_Exercise inputs:_
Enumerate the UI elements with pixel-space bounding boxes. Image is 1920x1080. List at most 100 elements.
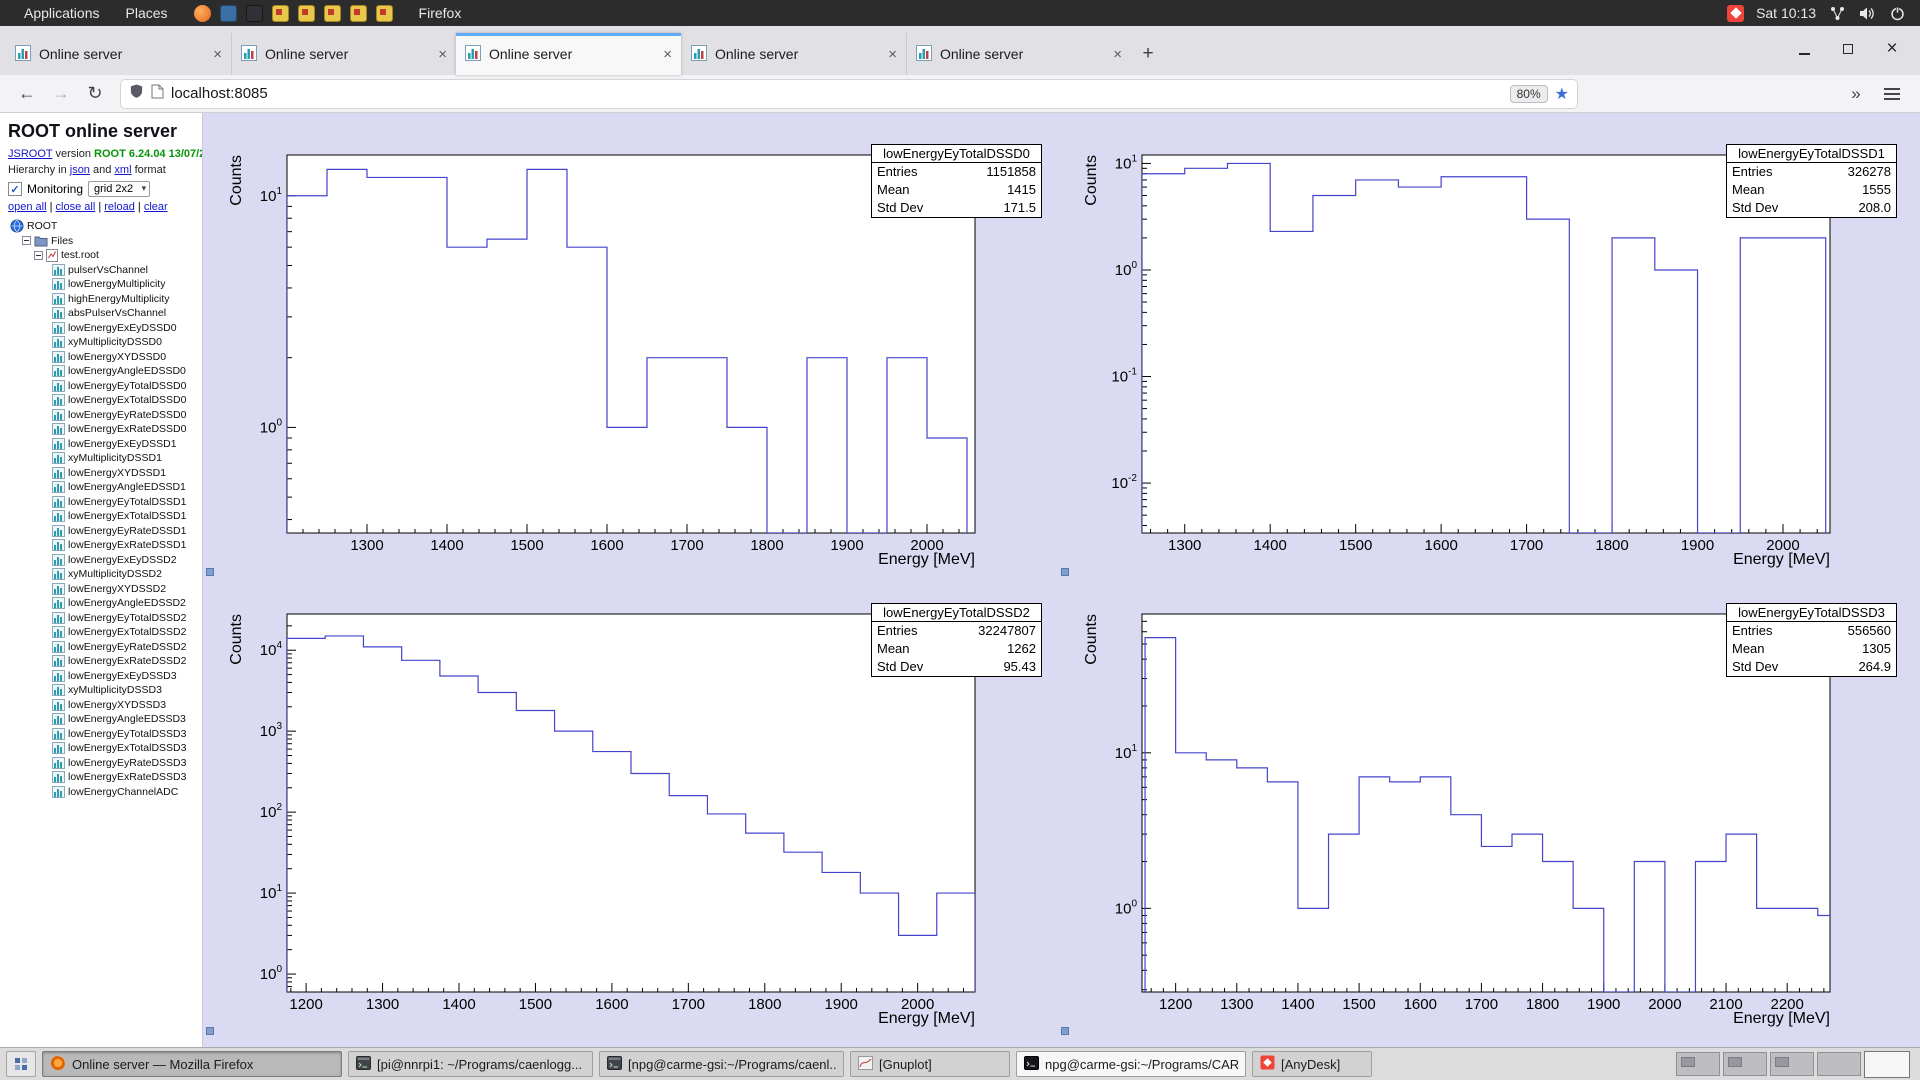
shield-icon[interactable]	[129, 83, 144, 104]
firefox-launcher-icon[interactable]	[193, 4, 211, 22]
tree-item-lowEnergyAngleEDSSD1[interactable]: lowEnergyAngleEDSSD1	[8, 480, 202, 495]
tab-close-icon[interactable]: ×	[438, 46, 447, 63]
tree-item-label[interactable]: lowEnergyXYDSSD3	[68, 699, 166, 711]
tree-item-label[interactable]: lowEnergyExEyDSSD0	[68, 322, 177, 334]
tree-item-lowEnergyAngleEDSSD3[interactable]: lowEnergyAngleEDSSD3	[8, 712, 202, 727]
hierarchy-action-close-all[interactable]: close all	[56, 201, 96, 213]
tree-item-lowEnergyEyTotalDSSD3[interactable]: lowEnergyEyTotalDSSD3	[8, 727, 202, 742]
tab-close-icon[interactable]: ×	[1113, 46, 1122, 63]
places-menu[interactable]: Places	[116, 0, 178, 26]
tree-item-label[interactable]: xyMultiplicityDSSD3	[68, 684, 162, 696]
volume-icon[interactable]	[1858, 4, 1876, 22]
tree-item-test-root[interactable]: test.root	[8, 248, 202, 263]
tree-item-lowEnergyExTotalDSSD0[interactable]: lowEnergyExTotalDSSD0	[8, 393, 202, 408]
tree-item-label[interactable]: xyMultiplicityDSSD2	[68, 568, 162, 580]
tree-item-label[interactable]: lowEnergyAngleEDSSD2	[68, 597, 186, 609]
tree-item-lowEnergyAngleEDSSD0[interactable]: lowEnergyAngleEDSSD0	[8, 364, 202, 379]
tree-item-label[interactable]: lowEnergyEyRateDSSD1	[68, 525, 186, 537]
tree-item-lowEnergyChannelADC[interactable]: lowEnergyChannelADC	[8, 785, 202, 800]
tree-item-label[interactable]: absPulserVsChannel	[68, 307, 166, 319]
tree-item-lowEnergyExEyDSSD2[interactable]: lowEnergyExEyDSSD2	[8, 553, 202, 568]
tree-item-label[interactable]: lowEnergyEyTotalDSSD0	[68, 380, 186, 392]
tree-item-xyMultiplicityDSSD3[interactable]: xyMultiplicityDSSD3	[8, 683, 202, 698]
app-launcher-icon[interactable]	[271, 4, 289, 22]
close-button[interactable]: ×	[1870, 32, 1914, 66]
tree-item-label[interactable]: lowEnergyEyTotalDSSD1	[68, 496, 186, 508]
network-icon[interactable]	[1828, 4, 1846, 22]
collapse-icon[interactable]	[22, 236, 31, 246]
tree-item-label[interactable]: xyMultiplicityDSSD1	[68, 452, 162, 464]
tree-item-label[interactable]: test.root	[61, 249, 99, 261]
taskbar-window-button[interactable]: [npg@carme-gsi:~/Programs/caenl...	[599, 1051, 844, 1077]
browser-tab-active[interactable]: Online server ×	[456, 33, 681, 75]
tree-item-label[interactable]: highEnergyMultiplicity	[68, 293, 170, 305]
tree-item-label[interactable]: lowEnergyExEyDSSD2	[68, 554, 177, 566]
tree-item-label[interactable]: lowEnergyEyRateDSSD0	[68, 409, 186, 421]
tab-close-icon[interactable]: ×	[213, 46, 222, 63]
monitoring-checkbox[interactable]: ✓	[8, 182, 22, 196]
forward-button[interactable]: →	[44, 79, 78, 109]
tree-item-highEnergyMultiplicity[interactable]: highEnergyMultiplicity	[8, 292, 202, 307]
tree-item-label[interactable]: lowEnergyExRateDSSD2	[68, 655, 186, 667]
pad-resize-handle[interactable]	[1061, 1027, 1069, 1035]
app-launcher-icon[interactable]	[375, 4, 393, 22]
tree-item-lowEnergyExTotalDSSD3[interactable]: lowEnergyExTotalDSSD3	[8, 741, 202, 756]
browser-tab[interactable]: Online server ×	[906, 33, 1131, 75]
tree-item-label[interactable]: lowEnergyEyTotalDSSD3	[68, 728, 186, 740]
tree-item-lowEnergyEyRateDSSD3[interactable]: lowEnergyEyRateDSSD3	[8, 756, 202, 771]
app-launcher-icon[interactable]	[349, 4, 367, 22]
bookmark-star-icon[interactable]: ★	[1555, 84, 1569, 104]
workspace-cell-4[interactable]	[1817, 1052, 1861, 1076]
tree-item-label[interactable]: lowEnergyAngleEDSSD1	[68, 481, 186, 493]
browser-tab[interactable]: Online server ×	[231, 33, 456, 75]
layout-select[interactable]: grid 2x2 ▾	[88, 181, 151, 197]
tree-item-label[interactable]: lowEnergyExTotalDSSD2	[68, 626, 186, 638]
taskbar-window-button[interactable]: [AnyDesk]	[1252, 1051, 1372, 1077]
pad-resize-handle[interactable]	[206, 1027, 214, 1035]
tree-item-label[interactable]: lowEnergyExRateDSSD3	[68, 771, 186, 783]
tree-item-lowEnergyXYDSSD0[interactable]: lowEnergyXYDSSD0	[8, 350, 202, 365]
tree-item-lowEnergyAngleEDSSD2[interactable]: lowEnergyAngleEDSSD2	[8, 596, 202, 611]
anydesk-tray-icon[interactable]	[1727, 4, 1745, 22]
tree-item-label[interactable]: xyMultiplicityDSSD0	[68, 336, 162, 348]
tree-item-lowEnergyEyRateDSSD0[interactable]: lowEnergyEyRateDSSD0	[8, 408, 202, 423]
focused-app-name[interactable]: Firefox	[419, 5, 462, 21]
tree-item-xyMultiplicityDSSD2[interactable]: xyMultiplicityDSSD2	[8, 567, 202, 582]
tree-item-label[interactable]: lowEnergyExTotalDSSD1	[68, 510, 186, 522]
tree-item-lowEnergyExTotalDSSD1[interactable]: lowEnergyExTotalDSSD1	[8, 509, 202, 524]
tree-item-files[interactable]: Files	[8, 234, 202, 249]
page-icon[interactable]	[151, 84, 164, 104]
tree-item-lowEnergyEyTotalDSSD2[interactable]: lowEnergyEyTotalDSSD2	[8, 611, 202, 626]
calculator-launcher-icon[interactable]	[219, 4, 237, 22]
browser-tab[interactable]: Online server ×	[681, 33, 906, 75]
tree-item-lowEnergyXYDSSD1[interactable]: lowEnergyXYDSSD1	[8, 466, 202, 481]
new-tab-button[interactable]: +	[1131, 33, 1165, 75]
tree-item-lowEnergyExRateDSSD0[interactable]: lowEnergyExRateDSSD0	[8, 422, 202, 437]
hierarchy-action-open-all[interactable]: open all	[8, 201, 47, 213]
tree-item-lowEnergyEyTotalDSSD1[interactable]: lowEnergyEyTotalDSSD1	[8, 495, 202, 510]
tree-item-lowEnergyExEyDSSD3[interactable]: lowEnergyExEyDSSD3	[8, 669, 202, 684]
pad-resize-handle[interactable]	[206, 568, 214, 576]
tree-item-lowEnergyEyRateDSSD2[interactable]: lowEnergyEyRateDSSD2	[8, 640, 202, 655]
xml-link[interactable]: xml	[114, 164, 131, 176]
back-button[interactable]: ←	[10, 79, 44, 109]
workspace-cell-3[interactable]	[1770, 1052, 1814, 1076]
stats-box[interactable]: lowEnergyEyTotalDSSD2 Entries 32247807 Me…	[871, 603, 1042, 677]
zoom-level-badge[interactable]: 80%	[1509, 84, 1548, 103]
tree-item-pulserVsChannel[interactable]: pulserVsChannel	[8, 263, 202, 278]
taskbar-window-button[interactable]: Online server — Mozilla Firefox	[42, 1051, 342, 1077]
stats-box[interactable]: lowEnergyEyTotalDSSD1 Entries 326278 Mean…	[1726, 144, 1897, 218]
tree-item-label[interactable]: lowEnergyExTotalDSSD0	[68, 394, 186, 406]
tree-item-label[interactable]: lowEnergyEyRateDSSD2	[68, 641, 186, 653]
tree-item-label[interactable]: lowEnergyChannelADC	[68, 786, 178, 798]
taskbar-window-button[interactable]: [pi@nnrpi1: ~/Programs/caenlogg...	[348, 1051, 593, 1077]
tree-item-lowEnergyExRateDSSD3[interactable]: lowEnergyExRateDSSD3	[8, 770, 202, 785]
tree-item-lowEnergyXYDSSD2[interactable]: lowEnergyXYDSSD2	[8, 582, 202, 597]
app-launcher-icon[interactable]	[297, 4, 315, 22]
tree-item-lowEnergyEyRateDSSD1[interactable]: lowEnergyEyRateDSSD1	[8, 524, 202, 539]
tree-item-xyMultiplicityDSSD0[interactable]: xyMultiplicityDSSD0	[8, 335, 202, 350]
tree-item-label[interactable]: lowEnergyExEyDSSD1	[68, 438, 177, 450]
tree-item-label[interactable]: lowEnergyXYDSSD1	[68, 467, 166, 479]
taskbar-window-button[interactable]: [Gnuplot]	[850, 1051, 1010, 1077]
window-list-applet-icon[interactable]	[6, 1051, 36, 1077]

_Exercise aim:_
Please rename "tab-close-icon" to "tab-dismiss-icon" in the lines from the one holding "83, 144, 104]" through the one holding "699, 166, 711]", inclusive, and give only those lines, with nothing else changed.

_Written answer:_
shield-icon[interactable]	[129, 83, 144, 104]
firefox-launcher-icon[interactable]	[193, 4, 211, 22]
tree-item-lowEnergyAngleEDSSD1[interactable]: lowEnergyAngleEDSSD1	[8, 480, 202, 495]
tab-dismiss-icon[interactable]: ×	[438, 46, 447, 63]
tree-item-label[interactable]: lowEnergyXYDSSD3	[68, 699, 166, 711]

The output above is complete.